▶ [SUPPLIED RECORDS]:
---------------
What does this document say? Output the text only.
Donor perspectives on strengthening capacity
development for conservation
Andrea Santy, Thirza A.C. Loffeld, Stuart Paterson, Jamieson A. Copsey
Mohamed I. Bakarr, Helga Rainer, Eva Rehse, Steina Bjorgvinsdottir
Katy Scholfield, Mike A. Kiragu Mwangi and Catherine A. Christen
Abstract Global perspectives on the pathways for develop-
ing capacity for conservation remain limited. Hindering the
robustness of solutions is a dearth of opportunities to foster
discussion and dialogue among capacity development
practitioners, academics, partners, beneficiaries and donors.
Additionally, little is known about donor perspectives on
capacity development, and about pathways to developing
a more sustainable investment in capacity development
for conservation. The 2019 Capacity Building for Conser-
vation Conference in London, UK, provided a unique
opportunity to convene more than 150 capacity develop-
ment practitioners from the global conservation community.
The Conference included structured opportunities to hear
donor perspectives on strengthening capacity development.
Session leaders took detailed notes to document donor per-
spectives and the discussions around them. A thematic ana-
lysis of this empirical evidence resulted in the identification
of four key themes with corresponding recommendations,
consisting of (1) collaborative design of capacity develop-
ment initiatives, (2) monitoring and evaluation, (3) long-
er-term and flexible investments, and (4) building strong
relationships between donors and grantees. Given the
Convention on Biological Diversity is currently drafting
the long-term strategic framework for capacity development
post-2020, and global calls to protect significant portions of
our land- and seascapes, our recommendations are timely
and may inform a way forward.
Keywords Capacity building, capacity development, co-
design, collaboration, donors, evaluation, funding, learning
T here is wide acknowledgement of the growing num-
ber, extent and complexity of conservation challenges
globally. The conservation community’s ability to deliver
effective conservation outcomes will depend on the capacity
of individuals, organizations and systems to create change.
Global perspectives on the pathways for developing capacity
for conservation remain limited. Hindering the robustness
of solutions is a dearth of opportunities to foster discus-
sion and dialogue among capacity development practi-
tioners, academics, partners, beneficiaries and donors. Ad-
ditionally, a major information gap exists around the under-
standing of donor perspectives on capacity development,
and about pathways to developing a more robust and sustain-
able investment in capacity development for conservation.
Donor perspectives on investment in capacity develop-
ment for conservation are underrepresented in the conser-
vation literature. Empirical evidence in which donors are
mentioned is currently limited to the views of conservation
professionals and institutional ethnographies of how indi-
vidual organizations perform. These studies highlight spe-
---------------
▶ [STATED TASK]: Repeat each record in full; every line must match exactly.

▶ [WRITTEN RESPONSE]:
What does this document say? Output the text only.
Donor perspectives on strengthening capacity
development for conservation
Andrea Santy, Thirza A.C. Loffeld, Stuart Paterson, Jamieson A. Copsey
Mohamed I. Bakarr, Helga Rainer, Eva Rehse, Steina Bjorgvinsdottir
Katy Scholfield, Mike A. Kiragu Mwangi and Catherine A. Christen
Abstract Global perspectives on the pathways for develop-
ing capacity for conservation remain limited. Hindering the
robustness of solutions is a dearth of opportunities to foster
discussion and dialogue among capacity development
practitioners, academics, partners, beneficiaries and donors.
Additionally, little is known about donor perspectives on
capacity development, and about pathways to developing
a more sustainable investment in capacity development
for conservation. The 2019 Capacity Building for Conser-
vation Conference in London, UK, provided a unique
opportunity to convene more than 150 capacity develop-
ment practitioners from the global conservation community.
The Conference included structured opportunities to hear
donor perspectives on strengthening capacity development.
Session leaders took detailed notes to document donor per-
spectives and the discussions around them. A thematic ana-
lysis of this empirical evidence resulted in the identification
of four key themes with corresponding recommendations,
consisting of (1) collaborative design of capacity develop-
ment initiatives, (2) monitoring and evaluation, (3) long-
er-term and flexible investments, and (4) building strong
relationships between donors and grantees. Given the
Convention on Biological Diversity is currently drafting
the long-term strategic framework for capacity development
post-2020, and global calls to protect significant portions of
our land- and seascapes, our recommendations are timely
and may inform a way forward.
Keywords Capacity building, capacity development, co-
design, collaboration, donors, evaluation, funding, learning
T here is wide acknowledgement of the growing num-
ber, extent and complexity of conservation challenges
globally. The conservation community’s ability to deliver
effective conservation outcomes will depend on the capacity
of individuals, organizations and systems to create change.
Global perspectives on the pathways for developing capacity
for conservation remain limited. Hindering the robustness
of solutions is a dearth of opportunities to foster discus-
sion and dialogue among capacity development practi-
tioners, academics, partners, beneficiaries and donors. Ad-
ditionally, a major information gap exists around the under-
standing of donor perspectives on capacity development,
and about pathways to developing a more robust and sustain-
able investment in capacity development for conservation.
Donor perspectives on investment in capacity develop-
ment for conservation are underrepresented in the conser-
vation literature. Empirical evidence in which donors are
mentioned is currently limited to the views of conservation
professionals and institutional ethnographies of how indi-
vidual organizations perform. These studies highlight spe-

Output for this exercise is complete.